→ The problem
Select each line where the word "have" appears.

→ Input
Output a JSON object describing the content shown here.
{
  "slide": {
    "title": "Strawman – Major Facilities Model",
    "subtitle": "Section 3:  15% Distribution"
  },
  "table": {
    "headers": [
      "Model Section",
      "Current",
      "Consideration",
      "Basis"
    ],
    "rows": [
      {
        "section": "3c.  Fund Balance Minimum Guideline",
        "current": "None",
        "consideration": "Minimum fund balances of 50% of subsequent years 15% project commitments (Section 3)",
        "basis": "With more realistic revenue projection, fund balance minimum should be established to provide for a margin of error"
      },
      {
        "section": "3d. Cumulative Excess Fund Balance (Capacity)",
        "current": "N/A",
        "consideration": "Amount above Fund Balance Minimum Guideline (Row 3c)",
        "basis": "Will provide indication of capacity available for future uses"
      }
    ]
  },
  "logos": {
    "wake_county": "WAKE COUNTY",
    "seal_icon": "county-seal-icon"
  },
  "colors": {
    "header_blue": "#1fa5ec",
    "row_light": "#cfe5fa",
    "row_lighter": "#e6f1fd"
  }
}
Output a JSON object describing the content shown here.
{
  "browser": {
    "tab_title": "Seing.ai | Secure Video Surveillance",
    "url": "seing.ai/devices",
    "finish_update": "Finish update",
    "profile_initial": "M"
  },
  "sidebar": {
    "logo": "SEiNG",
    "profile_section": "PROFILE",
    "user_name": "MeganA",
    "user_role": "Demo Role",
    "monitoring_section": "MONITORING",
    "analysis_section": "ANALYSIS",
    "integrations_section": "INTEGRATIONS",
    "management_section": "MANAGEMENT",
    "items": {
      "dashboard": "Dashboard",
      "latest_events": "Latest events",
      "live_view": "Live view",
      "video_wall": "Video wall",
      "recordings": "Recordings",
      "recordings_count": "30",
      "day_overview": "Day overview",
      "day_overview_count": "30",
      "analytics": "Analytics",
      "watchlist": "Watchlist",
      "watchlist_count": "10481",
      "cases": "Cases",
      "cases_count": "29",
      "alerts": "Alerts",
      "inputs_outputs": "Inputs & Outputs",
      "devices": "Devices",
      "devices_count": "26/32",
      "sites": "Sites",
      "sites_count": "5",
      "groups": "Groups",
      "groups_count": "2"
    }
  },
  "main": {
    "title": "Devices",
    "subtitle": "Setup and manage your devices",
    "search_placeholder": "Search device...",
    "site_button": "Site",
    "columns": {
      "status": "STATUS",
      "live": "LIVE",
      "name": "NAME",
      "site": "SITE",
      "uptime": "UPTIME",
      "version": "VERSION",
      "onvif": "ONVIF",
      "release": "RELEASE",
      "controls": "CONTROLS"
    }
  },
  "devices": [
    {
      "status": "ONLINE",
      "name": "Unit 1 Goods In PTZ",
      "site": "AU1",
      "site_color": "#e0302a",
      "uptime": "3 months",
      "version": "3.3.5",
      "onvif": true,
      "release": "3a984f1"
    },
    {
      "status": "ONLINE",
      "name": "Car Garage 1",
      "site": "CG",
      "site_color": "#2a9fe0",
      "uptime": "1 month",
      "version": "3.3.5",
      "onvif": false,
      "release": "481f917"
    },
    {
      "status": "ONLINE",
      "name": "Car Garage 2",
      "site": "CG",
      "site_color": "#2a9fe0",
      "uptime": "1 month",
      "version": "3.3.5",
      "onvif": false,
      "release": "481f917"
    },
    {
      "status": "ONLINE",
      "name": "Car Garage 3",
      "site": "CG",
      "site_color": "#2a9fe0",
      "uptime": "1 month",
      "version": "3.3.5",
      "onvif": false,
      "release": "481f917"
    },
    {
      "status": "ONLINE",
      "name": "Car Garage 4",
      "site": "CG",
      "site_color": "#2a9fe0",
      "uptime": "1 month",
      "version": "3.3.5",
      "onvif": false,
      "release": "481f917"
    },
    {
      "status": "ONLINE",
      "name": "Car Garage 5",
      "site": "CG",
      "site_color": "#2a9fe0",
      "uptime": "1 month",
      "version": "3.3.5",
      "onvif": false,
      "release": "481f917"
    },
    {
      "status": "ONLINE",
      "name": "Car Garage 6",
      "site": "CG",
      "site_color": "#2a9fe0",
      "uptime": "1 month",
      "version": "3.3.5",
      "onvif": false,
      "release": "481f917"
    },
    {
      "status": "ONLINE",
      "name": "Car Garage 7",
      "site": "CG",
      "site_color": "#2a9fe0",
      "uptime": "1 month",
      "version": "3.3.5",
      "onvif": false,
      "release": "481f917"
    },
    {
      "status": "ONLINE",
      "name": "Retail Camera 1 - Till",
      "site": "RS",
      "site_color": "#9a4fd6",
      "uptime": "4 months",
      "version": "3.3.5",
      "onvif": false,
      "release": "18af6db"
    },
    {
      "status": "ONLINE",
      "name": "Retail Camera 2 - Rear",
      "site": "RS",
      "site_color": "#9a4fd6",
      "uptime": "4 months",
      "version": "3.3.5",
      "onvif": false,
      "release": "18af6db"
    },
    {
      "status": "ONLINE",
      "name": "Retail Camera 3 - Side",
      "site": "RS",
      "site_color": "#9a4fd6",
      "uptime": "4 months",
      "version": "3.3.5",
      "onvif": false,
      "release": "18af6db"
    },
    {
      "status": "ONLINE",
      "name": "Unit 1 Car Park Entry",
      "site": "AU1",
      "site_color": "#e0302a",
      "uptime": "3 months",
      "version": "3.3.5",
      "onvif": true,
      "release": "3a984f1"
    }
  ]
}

--

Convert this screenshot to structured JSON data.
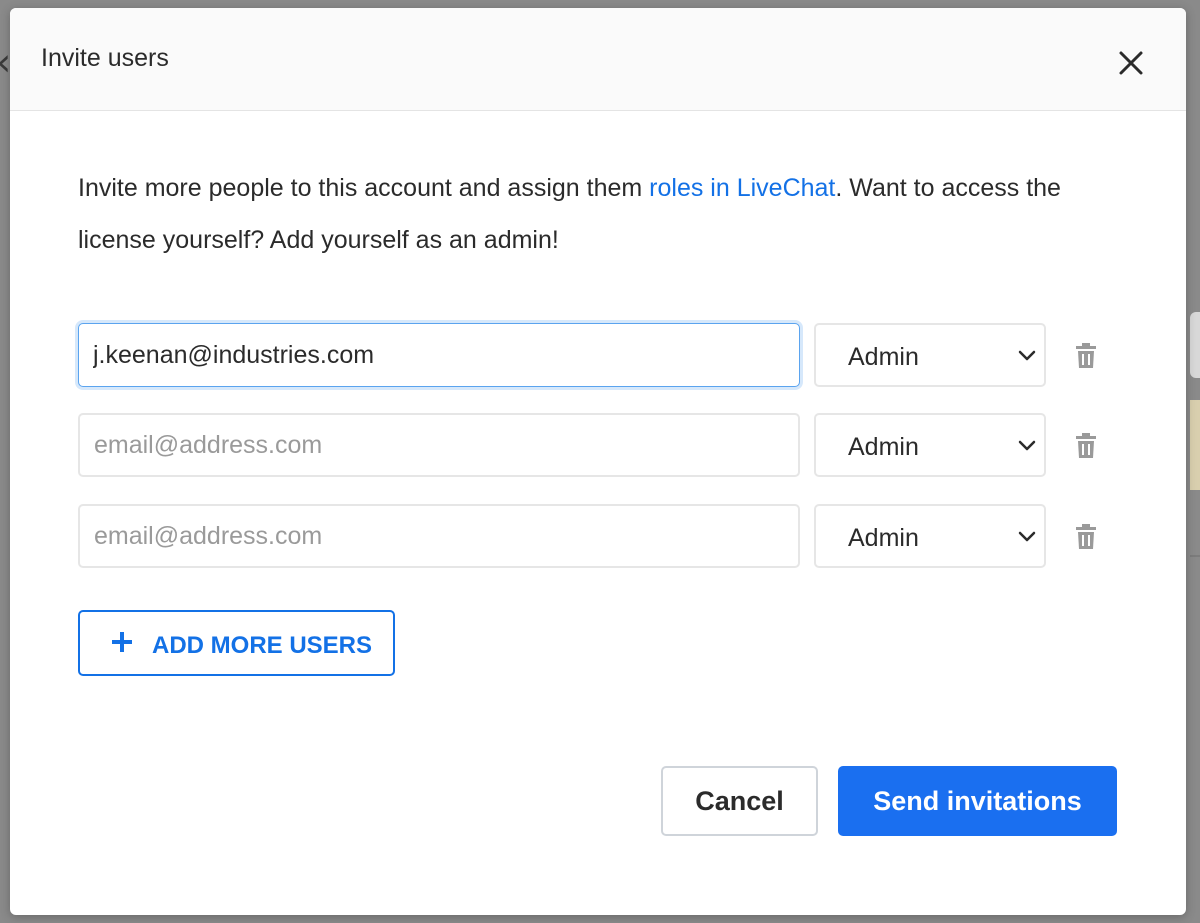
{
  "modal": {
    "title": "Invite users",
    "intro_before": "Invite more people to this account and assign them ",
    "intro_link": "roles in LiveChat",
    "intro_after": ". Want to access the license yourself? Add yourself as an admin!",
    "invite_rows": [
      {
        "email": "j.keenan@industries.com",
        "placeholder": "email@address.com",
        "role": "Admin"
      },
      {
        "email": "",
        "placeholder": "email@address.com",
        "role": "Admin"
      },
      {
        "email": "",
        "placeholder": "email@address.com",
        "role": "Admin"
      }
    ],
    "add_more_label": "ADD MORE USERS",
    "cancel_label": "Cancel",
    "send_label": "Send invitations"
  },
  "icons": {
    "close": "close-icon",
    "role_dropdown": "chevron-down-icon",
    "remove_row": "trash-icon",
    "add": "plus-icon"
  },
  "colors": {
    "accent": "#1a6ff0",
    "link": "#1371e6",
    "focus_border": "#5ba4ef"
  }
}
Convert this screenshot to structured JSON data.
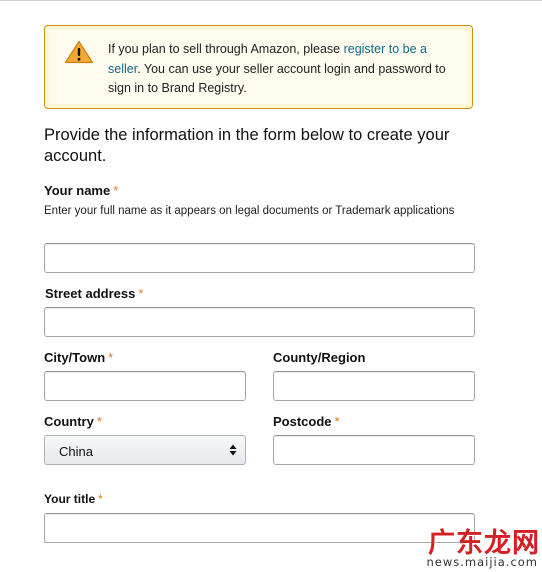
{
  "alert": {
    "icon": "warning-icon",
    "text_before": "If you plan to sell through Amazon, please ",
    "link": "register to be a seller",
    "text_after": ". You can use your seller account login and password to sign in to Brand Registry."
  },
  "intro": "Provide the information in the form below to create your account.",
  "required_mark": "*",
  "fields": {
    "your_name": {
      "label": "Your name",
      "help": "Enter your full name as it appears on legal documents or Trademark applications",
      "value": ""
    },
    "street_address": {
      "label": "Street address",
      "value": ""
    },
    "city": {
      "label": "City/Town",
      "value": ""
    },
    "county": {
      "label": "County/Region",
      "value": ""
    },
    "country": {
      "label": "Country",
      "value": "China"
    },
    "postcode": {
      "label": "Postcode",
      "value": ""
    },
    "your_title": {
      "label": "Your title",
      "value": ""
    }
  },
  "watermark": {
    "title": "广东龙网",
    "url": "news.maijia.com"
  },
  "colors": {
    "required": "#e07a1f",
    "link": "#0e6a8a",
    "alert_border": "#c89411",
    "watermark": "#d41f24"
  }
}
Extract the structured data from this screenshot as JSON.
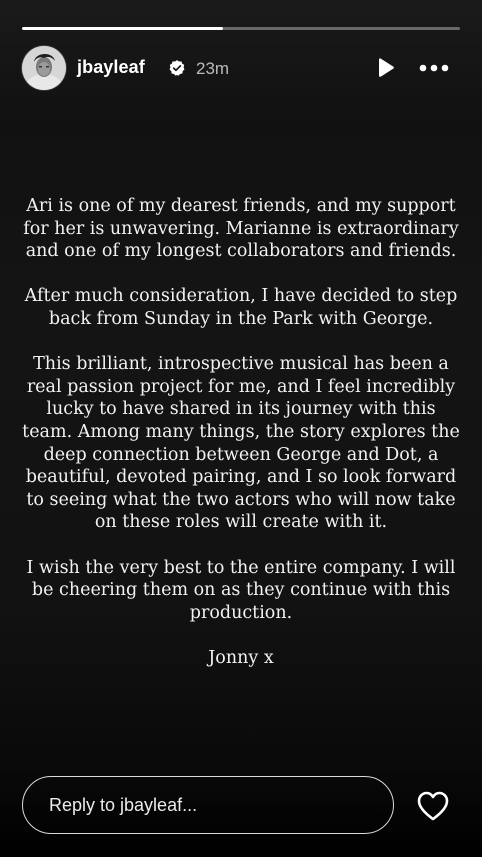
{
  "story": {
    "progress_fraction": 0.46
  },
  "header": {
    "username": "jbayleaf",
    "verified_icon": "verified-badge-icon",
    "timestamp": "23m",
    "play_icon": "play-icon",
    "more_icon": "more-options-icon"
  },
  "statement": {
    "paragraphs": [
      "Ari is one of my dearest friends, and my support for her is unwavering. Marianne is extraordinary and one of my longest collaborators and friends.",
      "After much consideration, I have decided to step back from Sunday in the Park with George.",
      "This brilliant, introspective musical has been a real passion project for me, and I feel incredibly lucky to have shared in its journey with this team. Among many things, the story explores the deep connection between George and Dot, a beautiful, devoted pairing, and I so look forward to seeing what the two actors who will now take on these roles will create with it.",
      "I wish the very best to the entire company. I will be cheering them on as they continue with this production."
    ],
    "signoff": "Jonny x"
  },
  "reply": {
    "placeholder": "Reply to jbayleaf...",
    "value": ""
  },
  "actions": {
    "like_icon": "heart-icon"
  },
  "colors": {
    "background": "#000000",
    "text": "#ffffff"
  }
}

---

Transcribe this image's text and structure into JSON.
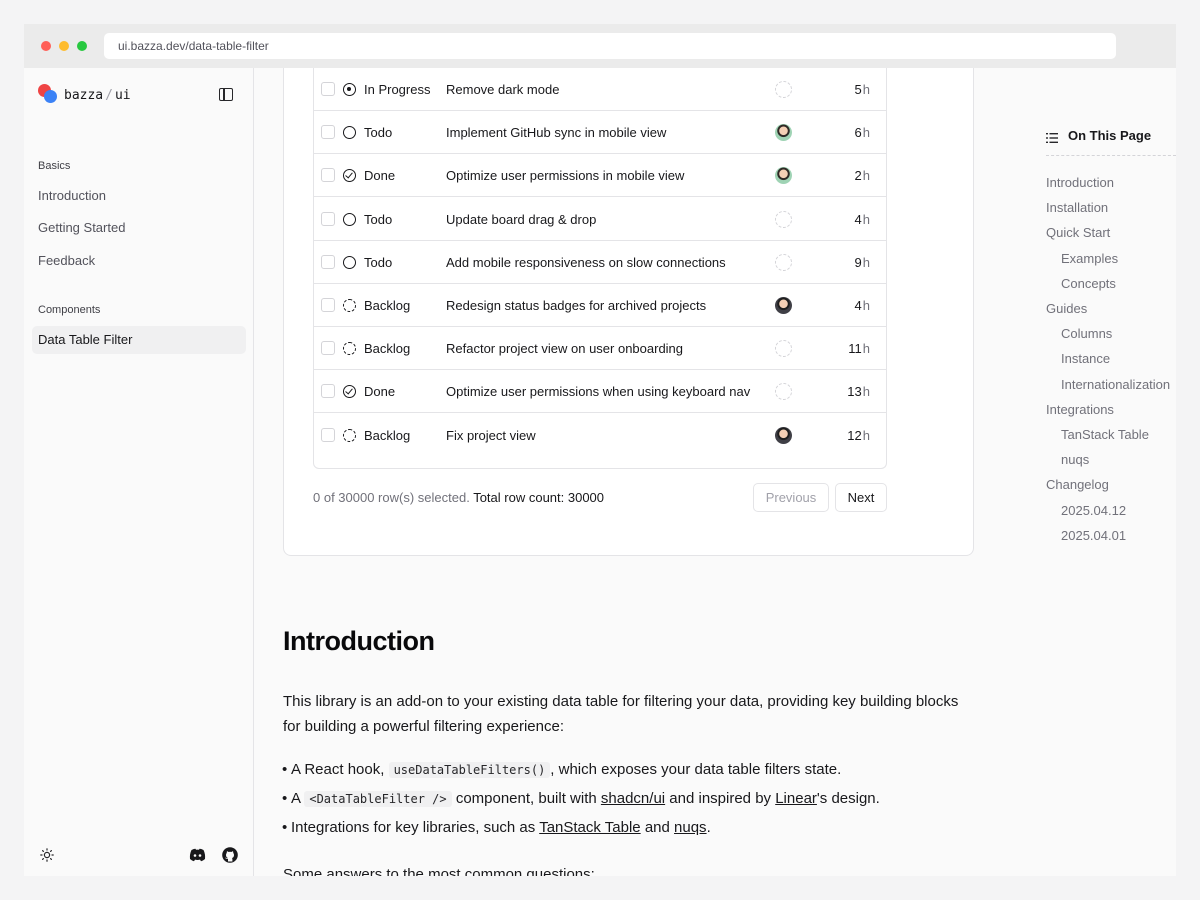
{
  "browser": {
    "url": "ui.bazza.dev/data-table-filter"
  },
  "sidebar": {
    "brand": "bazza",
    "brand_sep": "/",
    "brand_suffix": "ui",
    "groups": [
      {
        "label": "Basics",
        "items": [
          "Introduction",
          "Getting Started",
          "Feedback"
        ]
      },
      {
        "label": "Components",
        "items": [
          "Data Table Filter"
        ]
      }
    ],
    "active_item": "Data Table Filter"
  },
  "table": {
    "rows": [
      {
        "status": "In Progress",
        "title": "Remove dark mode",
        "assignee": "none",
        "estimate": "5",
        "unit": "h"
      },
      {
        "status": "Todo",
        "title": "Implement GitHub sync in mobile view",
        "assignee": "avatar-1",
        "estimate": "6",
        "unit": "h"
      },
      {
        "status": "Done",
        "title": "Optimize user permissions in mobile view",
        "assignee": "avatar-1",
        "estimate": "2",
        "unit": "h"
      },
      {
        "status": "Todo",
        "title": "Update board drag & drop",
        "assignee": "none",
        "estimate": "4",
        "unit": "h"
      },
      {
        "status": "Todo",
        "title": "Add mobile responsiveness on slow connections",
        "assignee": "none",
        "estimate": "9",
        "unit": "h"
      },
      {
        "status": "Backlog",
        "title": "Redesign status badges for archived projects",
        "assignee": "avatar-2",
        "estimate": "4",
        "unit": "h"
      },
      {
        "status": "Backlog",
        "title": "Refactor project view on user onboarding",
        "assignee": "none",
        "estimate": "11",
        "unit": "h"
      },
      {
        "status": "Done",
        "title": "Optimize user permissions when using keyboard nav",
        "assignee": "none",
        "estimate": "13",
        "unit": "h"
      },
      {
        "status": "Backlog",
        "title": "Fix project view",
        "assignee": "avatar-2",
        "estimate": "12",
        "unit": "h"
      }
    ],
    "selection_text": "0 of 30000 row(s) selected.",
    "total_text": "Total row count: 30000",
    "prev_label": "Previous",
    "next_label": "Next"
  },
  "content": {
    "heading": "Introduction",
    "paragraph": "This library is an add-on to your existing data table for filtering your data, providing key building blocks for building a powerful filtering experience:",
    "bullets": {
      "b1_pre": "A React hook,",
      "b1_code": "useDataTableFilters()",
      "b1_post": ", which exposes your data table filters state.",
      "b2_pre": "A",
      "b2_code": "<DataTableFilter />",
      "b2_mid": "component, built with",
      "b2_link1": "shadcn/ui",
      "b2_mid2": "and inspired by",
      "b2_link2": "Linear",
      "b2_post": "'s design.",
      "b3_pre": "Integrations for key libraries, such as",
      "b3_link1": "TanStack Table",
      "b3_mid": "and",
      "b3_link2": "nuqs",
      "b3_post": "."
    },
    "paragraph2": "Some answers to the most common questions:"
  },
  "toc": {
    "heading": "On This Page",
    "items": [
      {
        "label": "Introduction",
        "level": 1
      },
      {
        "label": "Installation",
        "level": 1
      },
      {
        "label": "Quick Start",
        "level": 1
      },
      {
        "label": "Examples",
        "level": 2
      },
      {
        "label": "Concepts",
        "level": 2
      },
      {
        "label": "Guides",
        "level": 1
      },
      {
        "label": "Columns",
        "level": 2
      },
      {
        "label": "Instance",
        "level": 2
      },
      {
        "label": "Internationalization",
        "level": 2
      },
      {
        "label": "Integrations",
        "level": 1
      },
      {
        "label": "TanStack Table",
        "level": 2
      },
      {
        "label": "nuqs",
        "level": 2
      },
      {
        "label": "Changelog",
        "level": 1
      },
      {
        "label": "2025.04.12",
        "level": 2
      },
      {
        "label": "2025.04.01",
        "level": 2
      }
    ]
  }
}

→ Output
      "After much consideration, I have decided to step back from Sunday in the Park with George.",
      "This brilliant, introspective musical has been a real passion project for me, and I feel incredibly lucky to have shared in its journey with this team. Among many things, the story explores the deep connection between George and Dot, a beautiful, devoted pairing, and I so look forward to seeing what the two actors who will now take on these roles will create with it.",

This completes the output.